PROBLEM STATEMENT: Quote all of the entries word for word.

Data entries
+++++
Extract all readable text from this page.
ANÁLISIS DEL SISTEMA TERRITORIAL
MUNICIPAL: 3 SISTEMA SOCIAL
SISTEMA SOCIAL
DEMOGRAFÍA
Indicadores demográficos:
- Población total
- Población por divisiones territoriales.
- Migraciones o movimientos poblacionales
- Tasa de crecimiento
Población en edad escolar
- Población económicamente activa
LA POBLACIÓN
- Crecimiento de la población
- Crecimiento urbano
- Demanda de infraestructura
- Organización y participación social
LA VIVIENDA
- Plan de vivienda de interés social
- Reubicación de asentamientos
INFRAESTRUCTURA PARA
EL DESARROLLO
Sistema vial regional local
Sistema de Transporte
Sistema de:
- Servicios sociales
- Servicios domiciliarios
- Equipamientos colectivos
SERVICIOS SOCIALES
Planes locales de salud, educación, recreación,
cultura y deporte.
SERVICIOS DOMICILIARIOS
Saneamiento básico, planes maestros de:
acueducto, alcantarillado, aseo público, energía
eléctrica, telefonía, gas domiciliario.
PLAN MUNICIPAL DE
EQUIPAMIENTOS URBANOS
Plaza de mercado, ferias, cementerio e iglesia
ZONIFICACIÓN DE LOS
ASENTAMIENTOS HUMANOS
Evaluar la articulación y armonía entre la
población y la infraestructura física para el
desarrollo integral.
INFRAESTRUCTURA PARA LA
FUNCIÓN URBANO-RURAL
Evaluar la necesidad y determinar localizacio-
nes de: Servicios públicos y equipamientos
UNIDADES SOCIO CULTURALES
+++++
RESPONSE FOR THIS EXERCISE:
Extract all readable text from this page.
ANÁLISIS DEL SISTEMA TERRITORIAL
MUNICIPAL: 3 SISTEMA SOCIAL
SISTEMA SOCIAL
DEMOGRAFÍA
Indicadores demográficos:
- Población total
- Población por divisiones territoriales.
- Migraciones o movimientos poblacionales
- Tasa de crecimiento
Población en edad escolar
- Población económicamente activa
LA POBLACIÓN
- Crecimiento de la población
- Crecimiento urbano
- Demanda de infraestructura
- Organización y participación social
LA VIVIENDA
- Plan de vivienda de interés social
- Reubicación de asentamientos
INFRAESTRUCTURA PARA
EL DESARROLLO
Sistema vial regional local
Sistema de Transporte
Sistema de:
- Servicios sociales
- Servicios domiciliarios
- Equipamientos colectivos
SERVICIOS SOCIALES
Planes locales de salud, educación, recreación,
cultura y deporte.
SERVICIOS DOMICILIARIOS
Saneamiento básico, planes maestros de:
acueducto, alcantarillado, aseo público, energía
eléctrica, telefonía, gas domiciliario.
PLAN MUNICIPAL DE
EQUIPAMIENTOS URBANOS
Plaza de mercado, ferias, cementerio e iglesia
ZONIFICACIÓN DE LOS
ASENTAMIENTOS HUMANOS
Evaluar la articulación y armonía entre la
población y la infraestructura física para el
desarrollo integral.
INFRAESTRUCTURA PARA LA
FUNCIÓN URBANO-RURAL
Evaluar la necesidad y determinar localizacio-
nes de: Servicios públicos y equipamientos
UNIDADES SOCIO CULTURALES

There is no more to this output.